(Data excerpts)

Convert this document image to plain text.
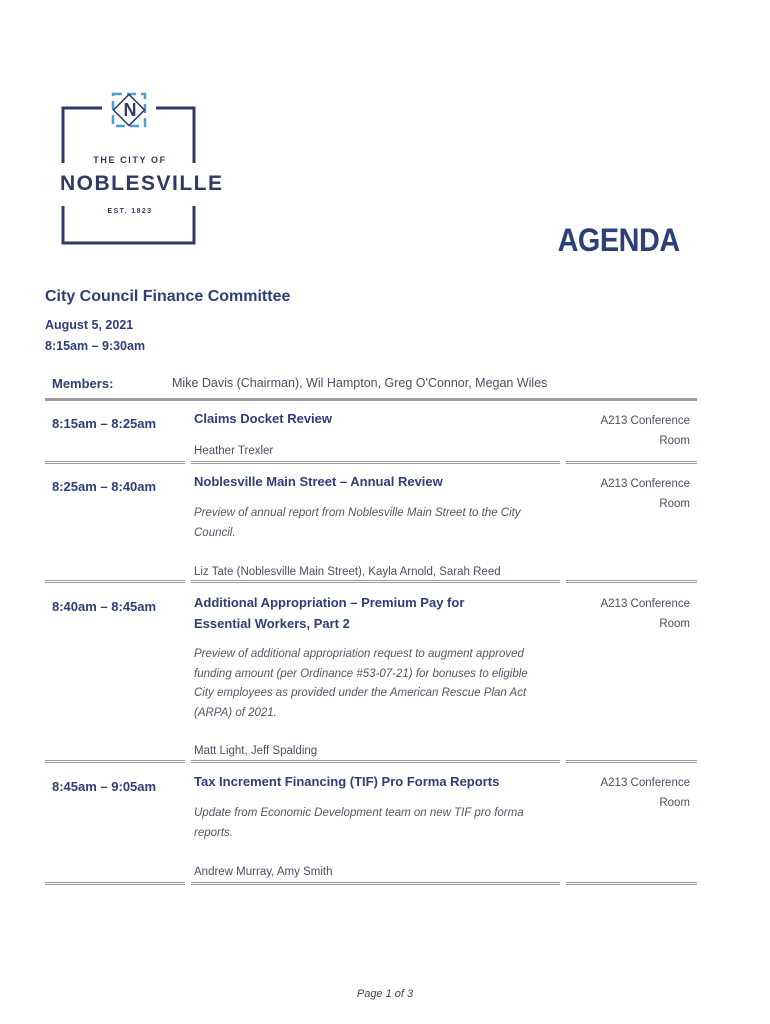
N
THE CITY OF
NOBLESVILLE
EST. 1823
AGENDA
City Council Finance Committee
August 5, 2021
8:15am – 9:30am
Members:	Mike Davis (Chairman), Wil Hampton, Greg O'Connor, Megan Wiles
8:15am – 8:25am	Claims Docket Review
Heather Trexler
A213 Conference Room
8:25am – 8:40am	Noblesville Main Street – Annual Review
Preview of annual report from Noblesville Main Street to the City Council.
Liz Tate (Noblesville Main Street), Kayla Arnold, Sarah Reed
A213 Conference Room
8:40am – 8:45am	Additional Appropriation – Premium Pay for Essential Workers, Part 2
Preview of additional appropriation request to augment approved funding amount (per Ordinance #53-07-21) for bonuses to eligible City employees as provided under the American Rescue Plan Act (ARPA) of 2021.
Matt Light, Jeff Spalding
A213 Conference Room
8:45am – 9:05am	Tax Increment Financing (TIF) Pro Forma Reports
Update from Economic Development team on new TIF pro forma reports.
Andrew Murray, Amy Smith
A213 Conference Room
Page 1 of 3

# DIRECTIVE:
Leave the pictures out and copy the rest of the data exactly.

# OUTPUT:
Convert this document image to plain text.
N
THE CITY OF
NOBLESVILLE
EST. 1823
AGENDA
City Council Finance Committee
August 5, 2021
8:15am – 9:30am
Members:	Mike Davis (Chairman), Wil Hampton, Greg O'Connor, Megan Wiles
8:15am – 8:25am	Claims Docket Review
Heather Trexler
A213 Conference Room
8:25am – 8:40am	Noblesville Main Street – Annual Review
Preview of annual report from Noblesville Main Street to the City Council.
Liz Tate (Noblesville Main Street), Kayla Arnold, Sarah Reed
A213 Conference Room
8:40am – 8:45am	Additional Appropriation – Premium Pay for Essential Workers, Part 2
Preview of additional appropriation request to augment approved funding amount (per Ordinance #53-07-21) for bonuses to eligible City employees as provided under the American Rescue Plan Act (ARPA) of 2021.
Matt Light, Jeff Spalding
A213 Conference Room
8:45am – 9:05am	Tax Increment Financing (TIF) Pro Forma Reports
Update from Economic Development team on new TIF pro forma reports.
Andrew Murray, Amy Smith
A213 Conference Room
Page 1 of 3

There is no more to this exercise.